[Dataset entries on figures]
- - - - - - -
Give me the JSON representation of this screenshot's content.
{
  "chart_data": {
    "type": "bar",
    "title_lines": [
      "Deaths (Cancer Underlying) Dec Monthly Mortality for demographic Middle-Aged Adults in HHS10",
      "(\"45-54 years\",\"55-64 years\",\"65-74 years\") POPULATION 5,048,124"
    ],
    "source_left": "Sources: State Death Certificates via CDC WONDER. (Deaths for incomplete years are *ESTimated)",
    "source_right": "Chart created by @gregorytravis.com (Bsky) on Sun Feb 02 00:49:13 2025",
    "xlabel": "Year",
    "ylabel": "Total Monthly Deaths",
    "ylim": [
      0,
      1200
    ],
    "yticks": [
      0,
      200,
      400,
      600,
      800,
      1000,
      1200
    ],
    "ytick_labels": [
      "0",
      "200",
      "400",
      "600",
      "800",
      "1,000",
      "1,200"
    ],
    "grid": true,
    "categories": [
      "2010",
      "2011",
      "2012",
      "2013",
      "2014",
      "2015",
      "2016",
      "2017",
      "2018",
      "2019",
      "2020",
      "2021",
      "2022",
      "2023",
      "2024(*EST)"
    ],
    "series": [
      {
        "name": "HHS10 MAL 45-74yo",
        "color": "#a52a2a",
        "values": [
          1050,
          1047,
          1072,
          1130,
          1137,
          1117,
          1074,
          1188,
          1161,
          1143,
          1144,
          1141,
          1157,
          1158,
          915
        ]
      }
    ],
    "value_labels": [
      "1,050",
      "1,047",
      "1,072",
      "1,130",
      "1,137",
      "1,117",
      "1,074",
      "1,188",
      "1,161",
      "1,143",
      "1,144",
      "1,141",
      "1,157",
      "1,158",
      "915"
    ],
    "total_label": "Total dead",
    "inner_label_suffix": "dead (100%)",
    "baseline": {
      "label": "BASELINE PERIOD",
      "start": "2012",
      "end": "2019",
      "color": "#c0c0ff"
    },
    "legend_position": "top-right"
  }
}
- - - - - - -
__Aim__
Transcribe each entry exactly.

__Result of this task__
Give me the JSON representation of this screenshot's content.
{
  "chart_data": {
    "type": "bar",
    "title_lines": [
      "Deaths (Cancer Underlying) Dec Monthly Mortality for demographic Middle-Aged Adults in HHS10",
      "(\"45-54 years\",\"55-64 years\",\"65-74 years\") POPULATION 5,048,124"
    ],
    "source_left": "Sources: State Death Certificates via CDC WONDER. (Deaths for incomplete years are *ESTimated)",
    "source_right": "Chart created by @gregorytravis.com (Bsky) on Sun Feb 02 00:49:13 2025",
    "xlabel": "Year",
    "ylabel": "Total Monthly Deaths",
    "ylim": [
      0,
      1200
    ],
    "yticks": [
      0,
      200,
      400,
      600,
      800,
      1000,
      1200
    ],
    "ytick_labels": [
      "0",
      "200",
      "400",
      "600",
      "800",
      "1,000",
      "1,200"
    ],
    "grid": true,
    "categories": [
      "2010",
      "2011",
      "2012",
      "2013",
      "2014",
      "2015",
      "2016",
      "2017",
      "2018",
      "2019",
      "2020",
      "2021",
      "2022",
      "2023",
      "2024(*EST)"
    ],
    "series": [
      {
        "name": "HHS10 MAL 45-74yo",
        "color": "#a52a2a",
        "values": [
          1050,
          1047,
          1072,
          1130,
          1137,
          1117,
          1074,
          1188,
          1161,
          1143,
          1144,
          1141,
          1157,
          1158,
          915
        ]
      }
    ],
    "value_labels": [
      "1,050",
      "1,047",
      "1,072",
      "1,130",
      "1,137",
      "1,117",
      "1,074",
      "1,188",
      "1,161",
      "1,143",
      "1,144",
      "1,141",
      "1,157",
      "1,158",
      "915"
    ],
    "total_label": "Total dead",
    "inner_label_suffix": "dead (100%)",
    "baseline": {
      "label": "BASELINE PERIOD",
      "start": "2012",
      "end": "2019",
      "color": "#c0c0ff"
    },
    "legend_position": "top-right"
  }
}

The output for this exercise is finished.